(Recorded data)
-- -- --
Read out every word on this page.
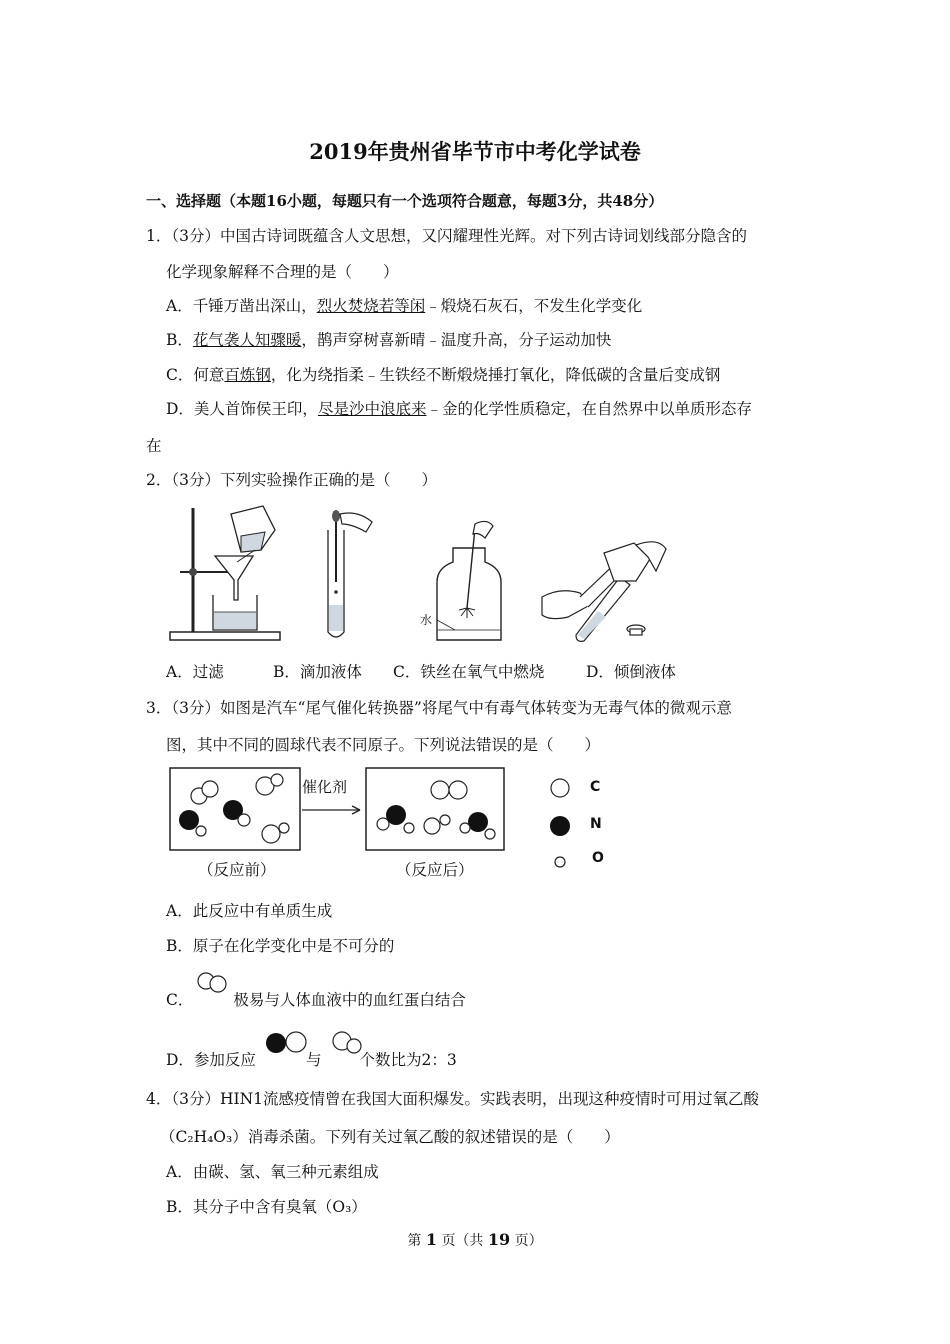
2019年贵州省毕节市中考化学试卷
一、选择题（本题16小题，每题只有一个选项符合题意，每题3分，共48分）
1．（3分）中国古诗词既蕴含人文思想，又闪耀理性光辉。对下列古诗词划线部分隐含的
化学现象解释不合理的是（　　）
A．千锤万凿出深山，烈火焚烧若等闲﹣煅烧石灰石，不发生化学变化
B．花气袭人知骤暖，鹊声穿树喜新晴﹣温度升高，分子运动加快
C．何意百炼钢，化为绕指柔﹣生铁经不断煅烧捶打氧化，降低碳的含量后变成钢
D．美人首饰侯王印，尽是沙中浪底来﹣金的化学性质稳定，在自然界中以单质形态存
在
2．（3分）下列实验操作正确的是（　　）
水
A．过滤	B．滴加液体 C．铁丝在氧气中燃烧	D．倾倒液体
3．（3分）如图是汽车“尾气催化转换器”将尾气中有毒气体转变为无毒气体的微观示意
图，其中不同的圆球代表不同原子。下列说法错误的是（　　）
催化剂
（反应前）	（反应后）
C
N
O
A．此反应中有单质生成
B．原子在化学变化中是不可分的
C．	极易与人体血液中的血红蛋白结合
D．参加反应	与 个数比为2：3
4．（3分）HIN1流感疫情曾在我国大面积爆发。实践表明，出现这种疫情时可用过氧乙酸
（C₂H₄O₃）消毒杀菌。下列有关过氧乙酸的叙述错误的是（　　）
A．由碳、氢、氧三种元素组成
B．其分子中含有臭氧（O₃）
第 1 页（共 19 页）
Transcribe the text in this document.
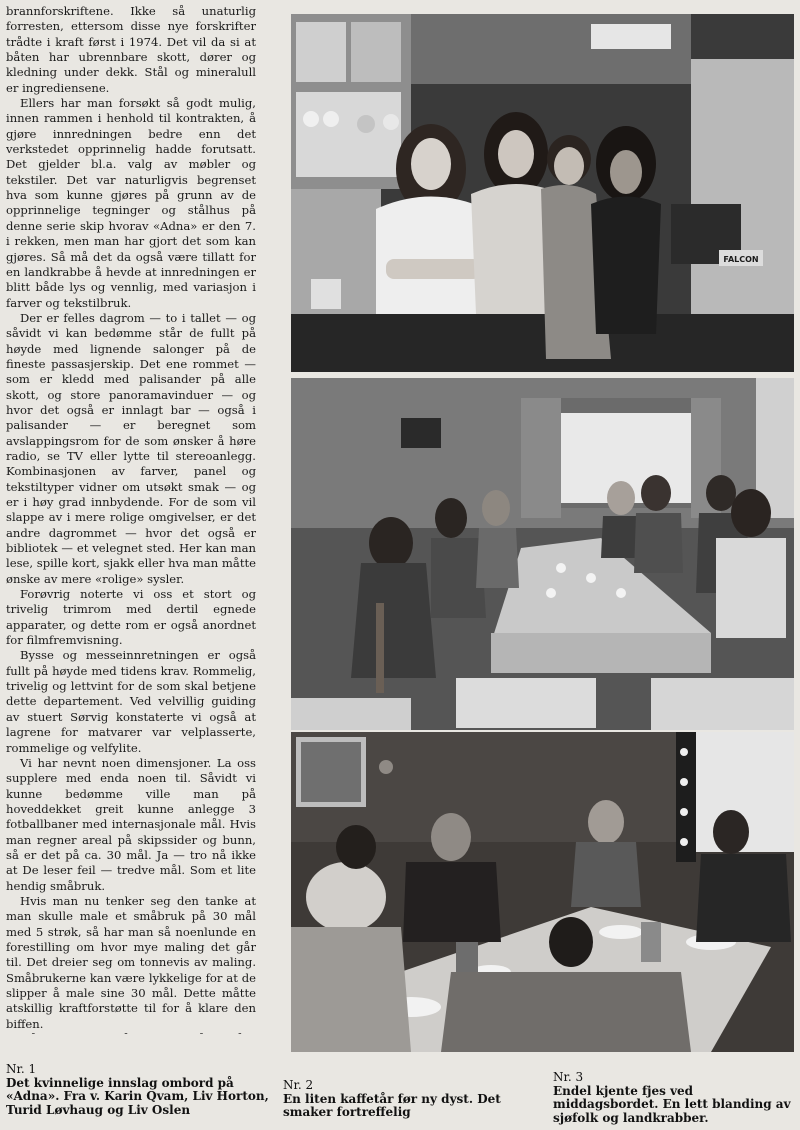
brannforskriftene. Ikke så unaturlig forresten, ettersom disse nye forskrifter trådte i kraft først i 1974. Det vil da si at båten har ubrennbare skott, dører og kledning under dekk. Stål og mineralull er ingrediensene.

Ellers har man forsøkt så godt mulig, innen rammen i henhold til kontrakten, å gjøre innredningen bedre enn det verkstedet opprinnelig hadde forutsatt. Det gjelder bl.a. valg av møbler og tekstiler. Det var naturligvis begrenset hva som kunne gjøres på grunn av de opprinnelige tegninger og stålhus på denne serie skip hvorav «Adna» er den 7. i rekken, men man har gjort det som kan gjøres. Så må det da også være tillatt for en landkrabbe å hevde at innredningen er blitt både lys og vennlig, med variasjon i farver og tekstilbruk.

Der er felles dagrom — to i tallet — og såvidt vi kan bedømme står de fullt på høyde med lignende salonger på de fineste passasjerskip. Det ene rommet — som er kledd med palisander på alle skott, og store panoramavinduer — og hvor det også er innlagt bar — også i palisander — er beregnet som avslappingsrom for de som ønsker å høre radio, se TV eller lytte til stereoanlegg. Kombinasjonen av farver, panel og tekstiltyper vidner om utsøkt smak — og er i høy grad innbydende. For de som vil slappe av i mere rolige omgivelser, er det andre dagrommet — hvor det også er bibliotek — et velegnet sted. Her kan man lese, spille kort, sjakk eller hva man måtte ønske av mere «rolige» sysler.

Forøvrig noterte vi oss et stort og trivelig trimrom med dertil egnede apparater, og dette rom er også anordnet for filmfremvisning.

Bysse og messeinnretningen er også fullt på høyde med tidens krav. Rommelig, trivelig og lettvint for de som skal betjene dette departement. Ved velvillig guiding av stuert Sørvig konstaterte vi også at lagrene for matvarer var velplasserte, rommelige og velfylite.

Vi har nevnt noen dimensjoner. La oss supplere med enda noen til. Såvidt vi kunne bedømme ville man på hoveddekket greit kunne anlegge 3 fotballbaner med internasjonale mål. Hvis man regner areal på skipssider og bunn, så er det på ca. 30 mål. Ja — tro nå ikke at De leser feil — tredve mål. Som et lite hendig småbruk.

Hvis man nu tenker seg den tanke at man skulle male et småbruk på 30 mål med 5 strøk, så har man så noenlunde en forestilling om hvor mye maling det går til. Det dreier seg om tonnevis av maling. Småbrukerne kan være lykkelige for at de slipper å male sine 30 mål. Dette måtte atskillig kraftforstøtte til for å klare den biffen.

FALCON
Nr. 1
Det kvinnelige innslag ombord på «Adna». Fra v. Karin Qvam, Liv Horton, Turid Løvhaug og Liv Oslen
Nr. 2
En liten kaffetår før ny dyst. Det smaker fortreffelig
Nr. 3
Endel kjente fjes ved middagsbordet. En lett blanding av sjøfolk og landkrabber.
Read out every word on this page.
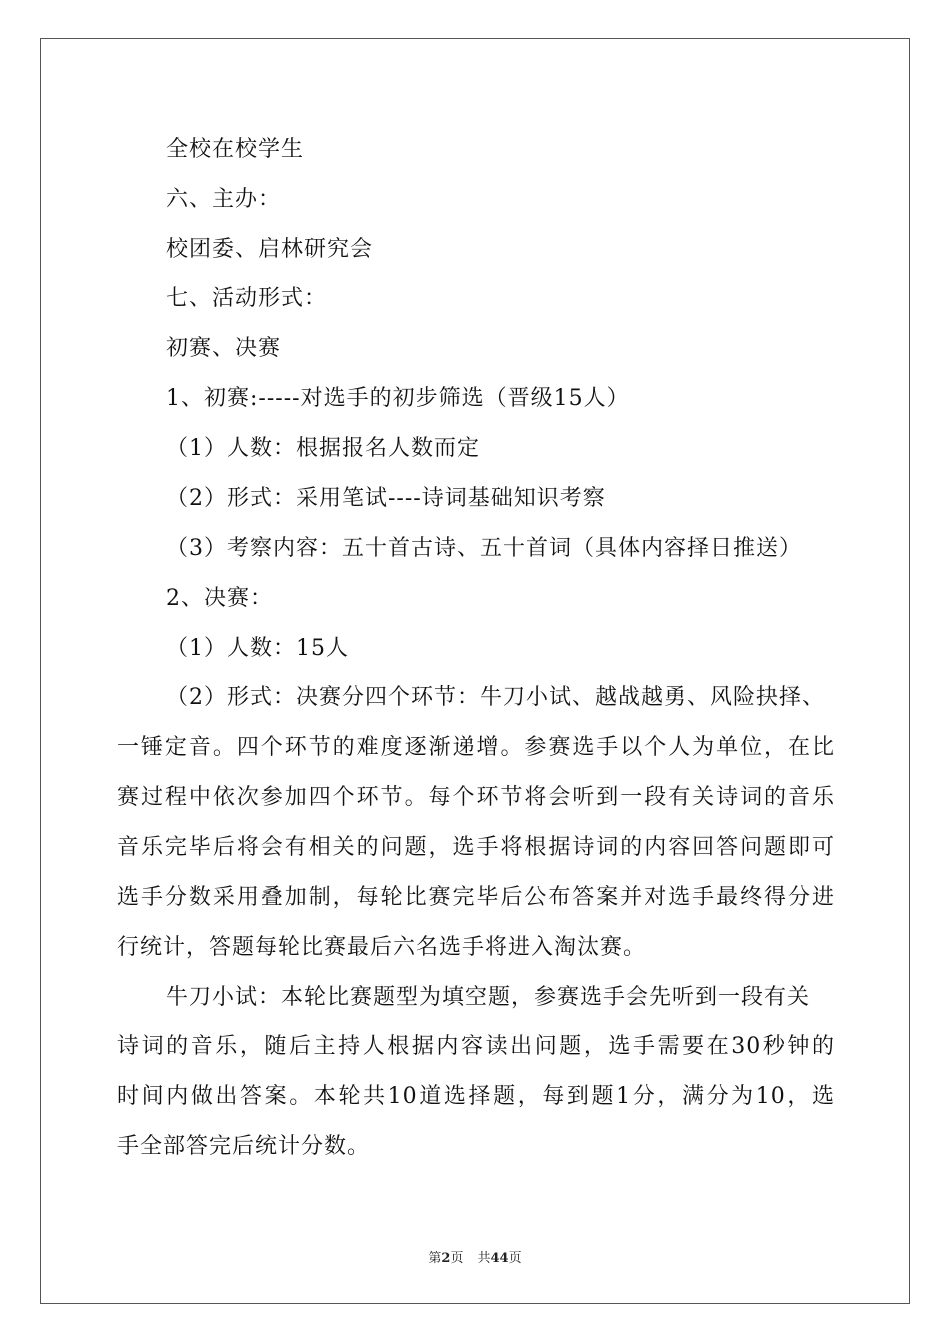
全校在校学生
六、主办：
校团委、启林研究会
七、活动形式：
初赛、决赛
1、初赛:-----对选手的初步筛选（晋级15人）
（1）人数：根据报名人数而定
（2）形式：采用笔试----诗词基础知识考察
（3）考察内容：五十首古诗、五十首词（具体内容择日推送）
2、决赛：
（1）人数：15人
（2）形式：决赛分四个环节：牛刀小试、越战越勇、风险抉择、
一锤定音。四个环节的难度逐渐递增。参赛选手以个人为单位，在比
赛过程中依次参加四个环节。每个环节将会听到一段有关诗词的音乐
音乐完毕后将会有相关的问题，选手将根据诗词的内容回答问题即可
选手分数采用叠加制，每轮比赛完毕后公布答案并对选手最终得分进
行统计，答题每轮比赛最后六名选手将进入淘汰赛。
牛刀小试：本轮比赛题型为填空题，参赛选手会先听到一段有关
诗词的音乐，随后主持人根据内容读出问题，选手需要在30秒钟的
时间内做出答案。本轮共10道选择题，每到题1分，满分为10，选
手全部答完后统计分数。
第2页 共44页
-- -- --
→ **Given instruction**
Skip the pictures and transcribe the rest of the records exactly.

→ **Task result**
Read out every word on this page.
2019年贵州省毕节市中考化学试卷
一、选择题（本题16小题，每题只有一个选项符合题意，每题3分，共48分）
1．（3分）中国古诗词既蕴含人文思想，又闪耀理性光辉。对下列古诗词划线部分隐含的
化学现象解释不合理的是（　　）
A．千锤万凿出深山，烈火焚烧若等闲﹣煅烧石灰石，不发生化学变化
B．花气袭人知骤暖，鹊声穿树喜新晴﹣温度升高，分子运动加快
C．何意百炼钢，化为绕指柔﹣生铁经不断煅烧捶打氧化，降低碳的含量后变成钢
D．美人首饰侯王印，尽是沙中浪底来﹣金的化学性质稳定，在自然界中以单质形态存
在
2．（3分）下列实验操作正确的是（　　）
水
A．过滤	B．滴加液体 C．铁丝在氧气中燃烧	D．倾倒液体
3．（3分）如图是汽车“尾气催化转换器”将尾气中有毒气体转变为无毒气体的微观示意
图，其中不同的圆球代表不同原子。下列说法错误的是（　　）
催化剂
（反应前）	（反应后）
C
N
O
A．此反应中有单质生成
B．原子在化学变化中是不可分的
C．	极易与人体血液中的血红蛋白结合
D．参加反应	与 个数比为2：3
4．（3分）HIN1流感疫情曾在我国大面积爆发。实践表明，出现这种疫情时可用过氧乙酸
（C₂H₄O₃）消毒杀菌。下列有关过氧乙酸的叙述错误的是（　　）
A．由碳、氢、氧三种元素组成
B．其分子中含有臭氧（O₃）
第 1 页（共 19 页）
Transcribe the text in this document.
brannforskriftene. Ikke så unaturlig forresten, ettersom disse nye forskrifter trådte i kraft først i 1974. Det vil da si at båten har ubrennbare skott, dører og kledning under dekk. Stål og mineralull er ingrediensene.

Ellers har man forsøkt så godt mulig, innen rammen i henhold til kontrakten, å gjøre innredningen bedre enn det verkstedet opprinnelig hadde forutsatt. Det gjelder bl.a. valg av møbler og tekstiler. Det var naturligvis begrenset hva som kunne gjøres på grunn av de opprinnelige tegninger og stålhus på denne serie skip hvorav «Adna» er den 7. i rekken, men man har gjort det som kan gjøres. Så må det da også være tillatt for en landkrabbe å hevde at innredningen er blitt både lys og vennlig, med variasjon i farver og tekstilbruk.

Der er felles dagrom — to i tallet — og såvidt vi kan bedømme står de fullt på høyde med lignende salonger på de fineste passasjerskip. Det ene rommet — som er kledd med palisander på alle skott, og store panoramavinduer — og hvor det også er innlagt bar — også i palisander — er beregnet som avslappingsrom for de som ønsker å høre radio, se TV eller lytte til stereoanlegg. Kombinasjonen av farver, panel og tekstiltyper vidner om utsøkt smak — og er i høy grad innbydende. For de som vil slappe av i mere rolige omgivelser, er det andre dagrommet — hvor det også er bibliotek — et velegnet sted. Her kan man lese, spille kort, sjakk eller hva man måtte ønske av mere «rolige» sysler.

Forøvrig noterte vi oss et stort og trivelig trimrom med dertil egnede apparater, og dette rom er også anordnet for filmfremvisning.

Bysse og messeinnretningen er også fullt på høyde med tidens krav. Rommelig, trivelig og lettvint for de som skal betjene dette departement. Ved velvillig guiding av stuert Sørvig konstaterte vi også at lagrene for matvarer var velplasserte, rommelige og velfylite.

Vi har nevnt noen dimensjoner. La oss supplere med enda noen til. Såvidt vi kunne bedømme ville man på hoveddekket greit kunne anlegge 3 fotballbaner med internasjonale mål. Hvis man regner areal på skipssider og bunn, så er det på ca. 30 mål. Ja — tro nå ikke at De leser feil — tredve mål. Som et lite hendig småbruk.

Hvis man nu tenker seg den tanke at man skulle male et småbruk på 30 mål med 5 strøk, så har man så noenlunde en forestilling om hvor mye maling det går til. Det dreier seg om tonnevis av maling. Småbrukerne kan være lykkelige for at de slipper å male sine 30 mål. Dette måtte atskillig kraftforstøtte til for å klare den biffen.

FALCON
Nr. 1
Det kvinnelige innslag ombord på «Adna». Fra v. Karin Qvam, Liv Horton, Turid Løvhaug og Liv Oslen
Nr. 2
En liten kaffetår før ny dyst. Det smaker fortreffelig
Nr. 3
Endel kjente fjes ved middagsbordet. En lett blanding av sjøfolk og landkrabber.
Read out every word on this page.
全校在校学生
六、主办：
校团委、启林研究会
七、活动形式：
初赛、决赛
1、初赛:-----对选手的初步筛选（晋级15人）
（1）人数：根据报名人数而定
（2）形式：采用笔试----诗词基础知识考察
（3）考察内容：五十首古诗、五十首词（具体内容择日推送）
2、决赛：
（1）人数：15人
（2）形式：决赛分四个环节：牛刀小试、越战越勇、风险抉择、
一锤定音。四个环节的难度逐渐递增。参赛选手以个人为单位，在比
赛过程中依次参加四个环节。每个环节将会听到一段有关诗词的音乐
音乐完毕后将会有相关的问题，选手将根据诗词的内容回答问题即可
选手分数采用叠加制，每轮比赛完毕后公布答案并对选手最终得分进
行统计，答题每轮比赛最后六名选手将进入淘汰赛。
牛刀小试：本轮比赛题型为填空题，参赛选手会先听到一段有关
诗词的音乐，随后主持人根据内容读出问题，选手需要在30秒钟的
时间内做出答案。本轮共10道选择题，每到题1分，满分为10，选
手全部答完后统计分数。
第2页 共44页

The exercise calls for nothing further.